begin ENTRIES SUPPLIED
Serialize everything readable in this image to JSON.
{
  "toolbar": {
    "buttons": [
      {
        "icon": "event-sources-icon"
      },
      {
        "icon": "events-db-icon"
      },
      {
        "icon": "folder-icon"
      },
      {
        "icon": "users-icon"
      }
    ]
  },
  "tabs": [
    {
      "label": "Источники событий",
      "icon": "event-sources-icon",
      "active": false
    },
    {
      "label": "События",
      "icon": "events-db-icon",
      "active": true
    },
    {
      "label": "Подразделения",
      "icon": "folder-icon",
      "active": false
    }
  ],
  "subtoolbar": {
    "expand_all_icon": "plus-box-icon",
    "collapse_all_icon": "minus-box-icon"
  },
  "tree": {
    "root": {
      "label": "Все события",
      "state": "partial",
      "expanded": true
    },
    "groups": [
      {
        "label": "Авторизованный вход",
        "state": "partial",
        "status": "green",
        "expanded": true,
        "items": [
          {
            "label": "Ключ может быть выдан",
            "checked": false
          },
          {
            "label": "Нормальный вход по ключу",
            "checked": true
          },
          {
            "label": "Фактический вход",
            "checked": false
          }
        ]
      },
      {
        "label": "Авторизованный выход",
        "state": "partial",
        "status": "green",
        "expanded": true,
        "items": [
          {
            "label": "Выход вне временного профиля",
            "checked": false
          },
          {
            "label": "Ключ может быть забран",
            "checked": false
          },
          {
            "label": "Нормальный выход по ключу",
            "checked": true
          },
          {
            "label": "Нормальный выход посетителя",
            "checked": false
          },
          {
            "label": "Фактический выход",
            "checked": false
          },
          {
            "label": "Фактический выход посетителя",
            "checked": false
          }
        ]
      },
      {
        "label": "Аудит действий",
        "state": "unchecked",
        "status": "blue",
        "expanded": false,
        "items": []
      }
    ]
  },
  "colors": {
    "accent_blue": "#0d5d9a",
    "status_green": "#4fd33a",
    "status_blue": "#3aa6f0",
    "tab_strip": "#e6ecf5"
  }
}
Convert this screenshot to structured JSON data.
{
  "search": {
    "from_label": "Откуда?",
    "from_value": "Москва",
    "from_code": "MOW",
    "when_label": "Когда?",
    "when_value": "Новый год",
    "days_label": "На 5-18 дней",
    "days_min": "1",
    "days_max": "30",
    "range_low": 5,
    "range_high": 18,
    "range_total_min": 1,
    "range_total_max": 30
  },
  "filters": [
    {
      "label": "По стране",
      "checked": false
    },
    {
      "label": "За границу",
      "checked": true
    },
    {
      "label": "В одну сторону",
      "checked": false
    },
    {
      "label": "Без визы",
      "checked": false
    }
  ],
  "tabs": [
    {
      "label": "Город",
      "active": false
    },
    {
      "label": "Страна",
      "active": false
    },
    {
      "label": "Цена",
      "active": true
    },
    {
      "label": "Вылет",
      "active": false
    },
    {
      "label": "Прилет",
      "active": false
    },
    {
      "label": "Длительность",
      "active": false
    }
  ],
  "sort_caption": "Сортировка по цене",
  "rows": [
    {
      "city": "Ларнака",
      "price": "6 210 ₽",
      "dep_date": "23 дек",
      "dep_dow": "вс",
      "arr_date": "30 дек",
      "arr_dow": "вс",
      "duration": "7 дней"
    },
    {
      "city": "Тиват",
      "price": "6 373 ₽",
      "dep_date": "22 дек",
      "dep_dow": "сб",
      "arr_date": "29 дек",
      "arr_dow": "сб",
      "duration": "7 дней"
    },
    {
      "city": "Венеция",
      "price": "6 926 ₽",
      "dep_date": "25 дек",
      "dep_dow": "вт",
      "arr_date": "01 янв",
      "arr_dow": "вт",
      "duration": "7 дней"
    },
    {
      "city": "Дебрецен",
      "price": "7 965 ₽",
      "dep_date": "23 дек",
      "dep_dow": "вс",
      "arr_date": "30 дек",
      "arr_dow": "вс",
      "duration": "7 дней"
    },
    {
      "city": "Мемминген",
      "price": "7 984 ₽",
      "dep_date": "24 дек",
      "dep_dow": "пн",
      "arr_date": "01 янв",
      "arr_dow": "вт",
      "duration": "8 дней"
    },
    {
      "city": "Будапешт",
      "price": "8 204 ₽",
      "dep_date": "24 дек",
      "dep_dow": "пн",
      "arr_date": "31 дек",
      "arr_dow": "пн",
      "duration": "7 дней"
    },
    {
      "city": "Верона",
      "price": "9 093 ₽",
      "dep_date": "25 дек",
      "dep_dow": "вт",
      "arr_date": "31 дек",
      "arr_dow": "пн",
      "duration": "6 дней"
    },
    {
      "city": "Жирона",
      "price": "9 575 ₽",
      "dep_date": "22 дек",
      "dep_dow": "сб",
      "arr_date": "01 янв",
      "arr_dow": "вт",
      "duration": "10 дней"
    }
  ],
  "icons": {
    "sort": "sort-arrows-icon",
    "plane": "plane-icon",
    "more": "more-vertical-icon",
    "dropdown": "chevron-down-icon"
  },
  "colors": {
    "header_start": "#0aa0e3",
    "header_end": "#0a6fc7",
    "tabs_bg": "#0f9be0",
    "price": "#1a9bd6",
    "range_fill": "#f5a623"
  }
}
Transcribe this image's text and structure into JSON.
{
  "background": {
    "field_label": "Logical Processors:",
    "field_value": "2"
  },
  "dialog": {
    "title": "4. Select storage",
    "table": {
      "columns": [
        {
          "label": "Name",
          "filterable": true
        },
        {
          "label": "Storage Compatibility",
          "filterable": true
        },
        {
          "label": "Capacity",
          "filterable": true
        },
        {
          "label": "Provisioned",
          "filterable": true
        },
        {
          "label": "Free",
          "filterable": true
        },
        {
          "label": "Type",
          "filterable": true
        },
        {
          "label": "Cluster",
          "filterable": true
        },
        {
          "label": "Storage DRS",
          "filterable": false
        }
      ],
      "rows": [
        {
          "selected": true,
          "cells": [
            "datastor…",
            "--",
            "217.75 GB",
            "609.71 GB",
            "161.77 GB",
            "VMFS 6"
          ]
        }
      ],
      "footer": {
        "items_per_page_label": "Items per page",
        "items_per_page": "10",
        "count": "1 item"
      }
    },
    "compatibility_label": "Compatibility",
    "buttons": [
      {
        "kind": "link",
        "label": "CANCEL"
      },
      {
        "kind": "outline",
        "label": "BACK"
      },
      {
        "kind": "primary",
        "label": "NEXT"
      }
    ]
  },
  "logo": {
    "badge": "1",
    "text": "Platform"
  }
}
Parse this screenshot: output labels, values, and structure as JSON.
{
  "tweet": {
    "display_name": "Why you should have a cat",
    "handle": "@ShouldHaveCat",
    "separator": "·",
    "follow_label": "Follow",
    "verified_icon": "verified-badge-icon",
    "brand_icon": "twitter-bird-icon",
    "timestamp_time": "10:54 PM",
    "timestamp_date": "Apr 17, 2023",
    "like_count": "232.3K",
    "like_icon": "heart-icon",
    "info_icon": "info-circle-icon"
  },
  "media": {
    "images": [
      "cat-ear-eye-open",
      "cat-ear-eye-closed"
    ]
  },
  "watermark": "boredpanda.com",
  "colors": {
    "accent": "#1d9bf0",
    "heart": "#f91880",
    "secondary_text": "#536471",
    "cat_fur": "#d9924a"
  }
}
end ENTRIES SUPPLIED
Your task is to gather every line with the word "Compatibility" and copy it.

          "label": "Storage Compatibility",
    "compatibility_label": "Compatibility",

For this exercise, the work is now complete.